**THE PROBLEM:**
Go through the material and write it all out exactly, minus the pictures.

Start of AVAILABLE DATA

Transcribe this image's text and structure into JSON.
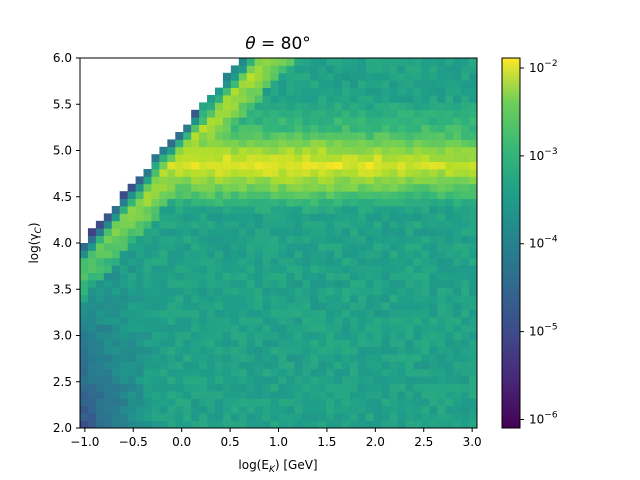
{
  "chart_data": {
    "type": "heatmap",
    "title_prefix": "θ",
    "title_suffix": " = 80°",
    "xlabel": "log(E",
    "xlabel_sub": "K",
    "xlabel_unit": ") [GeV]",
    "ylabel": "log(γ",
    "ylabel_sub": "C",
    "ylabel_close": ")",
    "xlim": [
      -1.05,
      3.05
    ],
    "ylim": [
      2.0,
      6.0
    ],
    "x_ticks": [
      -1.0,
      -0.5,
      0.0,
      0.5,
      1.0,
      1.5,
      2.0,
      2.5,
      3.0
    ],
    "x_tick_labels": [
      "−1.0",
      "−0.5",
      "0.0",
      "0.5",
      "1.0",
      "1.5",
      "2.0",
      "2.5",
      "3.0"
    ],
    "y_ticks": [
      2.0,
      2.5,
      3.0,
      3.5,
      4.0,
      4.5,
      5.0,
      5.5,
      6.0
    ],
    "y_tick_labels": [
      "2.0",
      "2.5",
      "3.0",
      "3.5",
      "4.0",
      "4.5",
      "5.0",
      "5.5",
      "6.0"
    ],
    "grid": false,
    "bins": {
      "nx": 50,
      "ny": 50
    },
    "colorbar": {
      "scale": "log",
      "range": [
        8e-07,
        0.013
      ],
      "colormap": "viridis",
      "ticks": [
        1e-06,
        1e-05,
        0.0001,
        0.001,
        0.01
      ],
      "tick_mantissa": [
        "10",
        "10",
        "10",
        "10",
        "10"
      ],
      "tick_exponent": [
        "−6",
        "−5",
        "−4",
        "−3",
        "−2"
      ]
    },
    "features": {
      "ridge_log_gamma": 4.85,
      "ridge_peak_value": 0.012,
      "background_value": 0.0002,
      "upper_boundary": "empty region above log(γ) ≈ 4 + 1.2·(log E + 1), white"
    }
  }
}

End of AVAILABLE DATA

**REPLY:**
Transcribe this image's text and structure into JSON.
{
  "chart_data": {
    "type": "heatmap",
    "title_prefix": "θ",
    "title_suffix": " = 80°",
    "xlabel": "log(E",
    "xlabel_sub": "K",
    "xlabel_unit": ") [GeV]",
    "ylabel": "log(γ",
    "ylabel_sub": "C",
    "ylabel_close": ")",
    "xlim": [
      -1.05,
      3.05
    ],
    "ylim": [
      2.0,
      6.0
    ],
    "x_ticks": [
      -1.0,
      -0.5,
      0.0,
      0.5,
      1.0,
      1.5,
      2.0,
      2.5,
      3.0
    ],
    "x_tick_labels": [
      "−1.0",
      "−0.5",
      "0.0",
      "0.5",
      "1.0",
      "1.5",
      "2.0",
      "2.5",
      "3.0"
    ],
    "y_ticks": [
      2.0,
      2.5,
      3.0,
      3.5,
      4.0,
      4.5,
      5.0,
      5.5,
      6.0
    ],
    "y_tick_labels": [
      "2.0",
      "2.5",
      "3.0",
      "3.5",
      "4.0",
      "4.5",
      "5.0",
      "5.5",
      "6.0"
    ],
    "grid": false,
    "bins": {
      "nx": 50,
      "ny": 50
    },
    "colorbar": {
      "scale": "log",
      "range": [
        8e-07,
        0.013
      ],
      "colormap": "viridis",
      "ticks": [
        1e-06,
        1e-05,
        0.0001,
        0.001,
        0.01
      ],
      "tick_mantissa": [
        "10",
        "10",
        "10",
        "10",
        "10"
      ],
      "tick_exponent": [
        "−6",
        "−5",
        "−4",
        "−3",
        "−2"
      ]
    },
    "features": {
      "ridge_log_gamma": 4.85,
      "ridge_peak_value": 0.012,
      "background_value": 0.0002,
      "upper_boundary": "empty region above log(γ) ≈ 4 + 1.2·(log E + 1), white"
    }
  }
}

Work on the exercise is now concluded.